--- WORK TO DO ---
List all lines of the data that include the string "라운드넥".

--- DATA PROVIDED ---
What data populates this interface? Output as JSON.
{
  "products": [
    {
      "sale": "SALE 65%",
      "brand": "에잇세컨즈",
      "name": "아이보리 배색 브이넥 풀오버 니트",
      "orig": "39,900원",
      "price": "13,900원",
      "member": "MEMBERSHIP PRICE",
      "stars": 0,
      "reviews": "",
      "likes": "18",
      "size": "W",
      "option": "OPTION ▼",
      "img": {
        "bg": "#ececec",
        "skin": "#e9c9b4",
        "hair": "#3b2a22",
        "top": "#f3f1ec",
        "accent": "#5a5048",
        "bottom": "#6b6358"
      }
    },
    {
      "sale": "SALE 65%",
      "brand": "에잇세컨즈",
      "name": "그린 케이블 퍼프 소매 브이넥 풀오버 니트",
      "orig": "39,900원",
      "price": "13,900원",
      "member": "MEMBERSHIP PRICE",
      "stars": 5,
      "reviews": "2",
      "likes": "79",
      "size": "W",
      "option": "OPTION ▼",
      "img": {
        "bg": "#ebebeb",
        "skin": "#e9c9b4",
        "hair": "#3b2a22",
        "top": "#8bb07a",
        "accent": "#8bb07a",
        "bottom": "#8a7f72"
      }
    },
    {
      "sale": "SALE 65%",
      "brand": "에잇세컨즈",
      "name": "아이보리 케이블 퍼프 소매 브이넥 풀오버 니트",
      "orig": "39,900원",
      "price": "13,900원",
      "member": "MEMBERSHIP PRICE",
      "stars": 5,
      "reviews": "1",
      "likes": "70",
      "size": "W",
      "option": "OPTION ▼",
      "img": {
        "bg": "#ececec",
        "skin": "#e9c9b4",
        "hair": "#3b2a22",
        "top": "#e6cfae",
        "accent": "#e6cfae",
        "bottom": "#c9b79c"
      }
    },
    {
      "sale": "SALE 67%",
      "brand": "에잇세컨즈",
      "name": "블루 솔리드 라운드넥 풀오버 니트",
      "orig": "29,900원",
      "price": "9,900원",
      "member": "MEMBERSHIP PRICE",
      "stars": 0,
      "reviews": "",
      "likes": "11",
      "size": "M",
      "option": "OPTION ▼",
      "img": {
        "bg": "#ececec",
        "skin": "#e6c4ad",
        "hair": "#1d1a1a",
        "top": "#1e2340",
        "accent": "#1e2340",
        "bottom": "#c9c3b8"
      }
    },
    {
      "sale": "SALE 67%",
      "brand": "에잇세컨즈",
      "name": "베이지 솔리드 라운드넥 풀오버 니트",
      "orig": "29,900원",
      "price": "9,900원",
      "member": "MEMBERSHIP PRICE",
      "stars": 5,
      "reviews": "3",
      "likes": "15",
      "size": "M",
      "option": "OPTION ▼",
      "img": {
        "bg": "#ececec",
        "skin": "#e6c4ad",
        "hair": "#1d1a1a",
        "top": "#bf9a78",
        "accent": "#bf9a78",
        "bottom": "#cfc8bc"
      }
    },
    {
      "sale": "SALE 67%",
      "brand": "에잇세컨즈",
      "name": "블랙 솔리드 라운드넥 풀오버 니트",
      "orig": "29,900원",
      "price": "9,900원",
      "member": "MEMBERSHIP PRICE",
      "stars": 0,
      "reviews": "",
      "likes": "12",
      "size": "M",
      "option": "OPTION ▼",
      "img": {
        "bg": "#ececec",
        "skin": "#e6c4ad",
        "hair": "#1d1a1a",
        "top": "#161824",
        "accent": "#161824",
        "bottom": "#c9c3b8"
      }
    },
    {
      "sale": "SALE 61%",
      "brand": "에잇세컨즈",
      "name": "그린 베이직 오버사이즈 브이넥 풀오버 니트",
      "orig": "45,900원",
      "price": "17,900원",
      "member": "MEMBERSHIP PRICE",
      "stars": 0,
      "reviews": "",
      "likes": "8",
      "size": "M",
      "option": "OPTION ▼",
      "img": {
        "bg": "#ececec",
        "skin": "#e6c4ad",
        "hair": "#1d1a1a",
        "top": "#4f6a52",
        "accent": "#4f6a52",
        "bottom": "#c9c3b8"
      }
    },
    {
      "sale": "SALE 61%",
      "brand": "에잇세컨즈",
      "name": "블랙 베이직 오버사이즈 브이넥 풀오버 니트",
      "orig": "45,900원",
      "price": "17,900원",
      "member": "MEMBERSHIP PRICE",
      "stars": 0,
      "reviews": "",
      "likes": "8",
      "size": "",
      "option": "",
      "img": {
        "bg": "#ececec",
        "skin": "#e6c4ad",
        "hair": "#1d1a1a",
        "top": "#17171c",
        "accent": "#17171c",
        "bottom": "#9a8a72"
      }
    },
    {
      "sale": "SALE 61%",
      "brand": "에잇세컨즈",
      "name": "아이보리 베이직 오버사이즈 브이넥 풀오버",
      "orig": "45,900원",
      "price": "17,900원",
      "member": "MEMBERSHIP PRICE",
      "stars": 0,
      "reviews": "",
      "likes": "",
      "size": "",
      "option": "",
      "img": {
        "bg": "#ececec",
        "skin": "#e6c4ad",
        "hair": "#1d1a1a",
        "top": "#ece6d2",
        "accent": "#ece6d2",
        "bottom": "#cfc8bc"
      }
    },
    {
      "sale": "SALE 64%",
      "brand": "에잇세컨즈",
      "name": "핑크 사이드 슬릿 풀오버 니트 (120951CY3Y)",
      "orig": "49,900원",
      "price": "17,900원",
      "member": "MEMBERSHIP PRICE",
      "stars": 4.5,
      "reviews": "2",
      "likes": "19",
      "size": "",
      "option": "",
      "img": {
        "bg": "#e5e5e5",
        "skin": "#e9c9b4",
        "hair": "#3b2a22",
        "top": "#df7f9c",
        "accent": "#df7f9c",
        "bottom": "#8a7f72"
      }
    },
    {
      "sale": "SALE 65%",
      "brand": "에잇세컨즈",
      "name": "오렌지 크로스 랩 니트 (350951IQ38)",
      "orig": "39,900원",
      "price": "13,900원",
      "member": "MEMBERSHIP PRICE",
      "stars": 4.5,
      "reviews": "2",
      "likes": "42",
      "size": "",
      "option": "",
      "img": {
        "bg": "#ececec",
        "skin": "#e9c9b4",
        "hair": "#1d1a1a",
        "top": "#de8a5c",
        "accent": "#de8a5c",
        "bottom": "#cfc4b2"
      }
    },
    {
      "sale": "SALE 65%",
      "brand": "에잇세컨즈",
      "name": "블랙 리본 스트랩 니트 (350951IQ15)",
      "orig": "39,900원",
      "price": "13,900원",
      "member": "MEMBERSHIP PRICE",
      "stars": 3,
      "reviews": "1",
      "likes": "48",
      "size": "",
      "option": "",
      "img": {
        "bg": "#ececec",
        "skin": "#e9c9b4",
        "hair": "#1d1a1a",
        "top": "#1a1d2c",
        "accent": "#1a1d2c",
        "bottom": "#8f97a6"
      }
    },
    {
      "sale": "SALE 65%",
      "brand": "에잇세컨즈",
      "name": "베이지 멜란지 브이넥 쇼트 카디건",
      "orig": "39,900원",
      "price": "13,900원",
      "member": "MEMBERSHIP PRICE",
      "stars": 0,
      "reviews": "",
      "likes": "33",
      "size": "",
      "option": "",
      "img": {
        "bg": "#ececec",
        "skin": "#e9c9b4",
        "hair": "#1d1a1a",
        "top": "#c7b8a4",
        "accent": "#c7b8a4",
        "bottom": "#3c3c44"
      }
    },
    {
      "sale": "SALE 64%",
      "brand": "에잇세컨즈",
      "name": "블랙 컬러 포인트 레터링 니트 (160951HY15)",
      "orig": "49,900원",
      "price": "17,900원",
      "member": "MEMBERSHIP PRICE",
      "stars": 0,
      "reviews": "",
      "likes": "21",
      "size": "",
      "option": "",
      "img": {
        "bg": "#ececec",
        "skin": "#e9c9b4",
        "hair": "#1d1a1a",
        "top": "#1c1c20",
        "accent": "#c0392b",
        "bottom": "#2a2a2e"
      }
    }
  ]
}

--- FINAL ANSWER ---
      "name": "블루 솔리드 라운드넥 풀오버 니트",
      "name": "베이지 솔리드 라운드넥 풀오버 니트",
      "name": "블랙 솔리드 라운드넥 풀오버 니트",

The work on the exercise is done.